■ **TASK DIRECTIONS**
Would you please copy all of the data exactly, skipping the images?

-- PROVIDED DATA follows --

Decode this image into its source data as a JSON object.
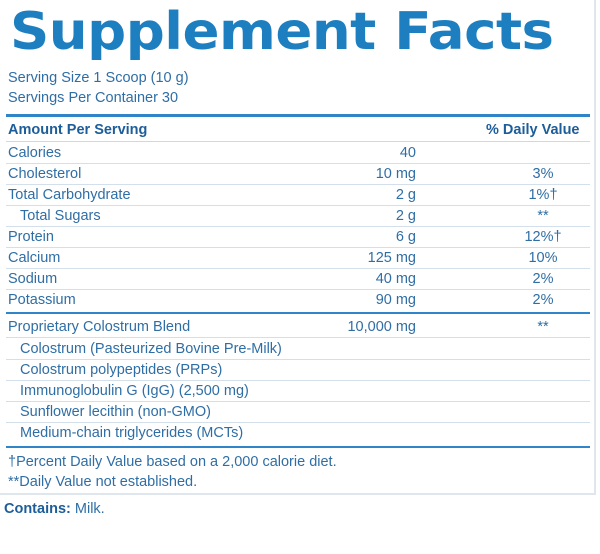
{
  "title": "Supplement Facts",
  "serving_size": "Serving Size 1 Scoop (10 g)",
  "servings_per_container": "Servings Per Container 30",
  "header": {
    "amount_per_serving": "Amount Per Serving",
    "daily_value": "% Daily Value"
  },
  "nutrients": [
    {
      "name": "Calories",
      "amount": "40",
      "dv": ""
    },
    {
      "name": "Cholesterol",
      "amount": "10 mg",
      "dv": "3%"
    },
    {
      "name": "Total Carbohydrate",
      "amount": "2 g",
      "dv": "1%†"
    },
    {
      "name": "Total Sugars",
      "amount": "2 g",
      "dv": "**"
    },
    {
      "name": "Protein",
      "amount": "6 g",
      "dv": "12%†"
    },
    {
      "name": "Calcium",
      "amount": "125 mg",
      "dv": "10%"
    },
    {
      "name": "Sodium",
      "amount": "40 mg",
      "dv": "2%"
    },
    {
      "name": "Potassium",
      "amount": "90 mg",
      "dv": "2%"
    }
  ],
  "blend": {
    "name": "Proprietary Colostrum Blend",
    "amount": "10,000 mg",
    "dv": "**",
    "ingredients": [
      "Colostrum (Pasteurized Bovine Pre-Milk)",
      "Colostrum polypeptides (PRPs)",
      "Immunoglobulin G (IgG) (2,500 mg)",
      "Sunflower lecithin (non-GMO)",
      "Medium-chain triglycerides (MCTs)"
    ]
  },
  "footnotes": [
    "†Percent Daily Value based on a 2,000 calorie diet.",
    "**Daily Value not established."
  ],
  "contains": {
    "label": "Contains:",
    "value": " Milk."
  }
}
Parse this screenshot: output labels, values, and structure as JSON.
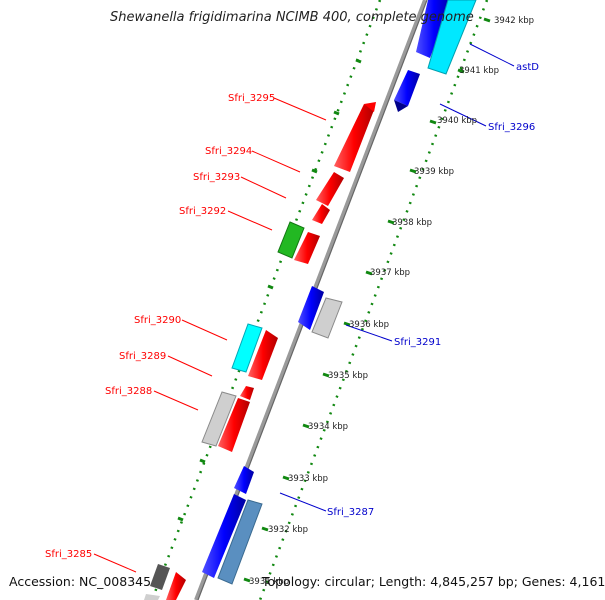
{
  "title": "Shewanella frigidimarina NCIMB 400, complete genome",
  "footer": {
    "accession": "Accession: NC_008345",
    "stats": "Topology: circular; Length: 4,845,257 bp; Genes: 4,161"
  },
  "ticks": [
    "3942 kbp",
    "3941 kbp",
    "3940 kbp",
    "3939 kbp",
    "3938 kbp",
    "3937 kbp",
    "3936 kbp",
    "3935 kbp",
    "3934 kbp",
    "3933 kbp",
    "3932 kbp",
    "3931 kbp"
  ],
  "gene_labels": {
    "left": [
      "Sfri_3295",
      "Sfri_3294",
      "Sfri_3293",
      "Sfri_3292",
      "Sfri_3290",
      "Sfri_3289",
      "Sfri_3288",
      "Sfri_3285"
    ],
    "right": [
      "astD",
      "Sfri_3296",
      "Sfri_3291",
      "Sfri_3287"
    ]
  },
  "colors": {
    "forward": "#ff0000",
    "reverse": "#0000ff",
    "cyan": "#00ffff",
    "gray": "#c8c8c8",
    "green": "#22b822",
    "steel": "#5a8fc0",
    "dark": "#555555",
    "dots": "#118811",
    "backbone": "#888888"
  }
}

-- PROVIDED DATA concluded --

■ **ANSWER**
Decode this image into its source data as a JSON object.
{
  "title": "Supplement Facts",
  "serving_size": "Serving Size 1 Scoop (10 g)",
  "servings_per_container": "Servings Per Container 30",
  "header": {
    "amount_per_serving": "Amount Per Serving",
    "daily_value": "% Daily Value"
  },
  "nutrients": [
    {
      "name": "Calories",
      "amount": "40",
      "dv": ""
    },
    {
      "name": "Cholesterol",
      "amount": "10 mg",
      "dv": "3%"
    },
    {
      "name": "Total Carbohydrate",
      "amount": "2 g",
      "dv": "1%†"
    },
    {
      "name": "Total Sugars",
      "amount": "2 g",
      "dv": "**"
    },
    {
      "name": "Protein",
      "amount": "6 g",
      "dv": "12%†"
    },
    {
      "name": "Calcium",
      "amount": "125 mg",
      "dv": "10%"
    },
    {
      "name": "Sodium",
      "amount": "40 mg",
      "dv": "2%"
    },
    {
      "name": "Potassium",
      "amount": "90 mg",
      "dv": "2%"
    }
  ],
  "blend": {
    "name": "Proprietary Colostrum Blend",
    "amount": "10,000 mg",
    "dv": "**",
    "ingredients": [
      "Colostrum (Pasteurized Bovine Pre-Milk)",
      "Colostrum polypeptides (PRPs)",
      "Immunoglobulin G (IgG) (2,500 mg)",
      "Sunflower lecithin (non-GMO)",
      "Medium-chain triglycerides (MCTs)"
    ]
  },
  "footnotes": [
    "†Percent Daily Value based on a 2,000 calorie diet.",
    "**Daily Value not established."
  ],
  "contains": {
    "label": "Contains:",
    "value": " Milk."
  }
}
Parse this screenshot: output labels, values, and structure as JSON.
{
  "title": "Shewanella frigidimarina NCIMB 400, complete genome",
  "footer": {
    "accession": "Accession: NC_008345",
    "stats": "Topology: circular; Length: 4,845,257 bp; Genes: 4,161"
  },
  "ticks": [
    "3942 kbp",
    "3941 kbp",
    "3940 kbp",
    "3939 kbp",
    "3938 kbp",
    "3937 kbp",
    "3936 kbp",
    "3935 kbp",
    "3934 kbp",
    "3933 kbp",
    "3932 kbp",
    "3931 kbp"
  ],
  "gene_labels": {
    "left": [
      "Sfri_3295",
      "Sfri_3294",
      "Sfri_3293",
      "Sfri_3292",
      "Sfri_3290",
      "Sfri_3289",
      "Sfri_3288",
      "Sfri_3285"
    ],
    "right": [
      "astD",
      "Sfri_3296",
      "Sfri_3291",
      "Sfri_3287"
    ]
  },
  "colors": {
    "forward": "#ff0000",
    "reverse": "#0000ff",
    "cyan": "#00ffff",
    "gray": "#c8c8c8",
    "green": "#22b822",
    "steel": "#5a8fc0",
    "dark": "#555555",
    "dots": "#118811",
    "backbone": "#888888"
  }
}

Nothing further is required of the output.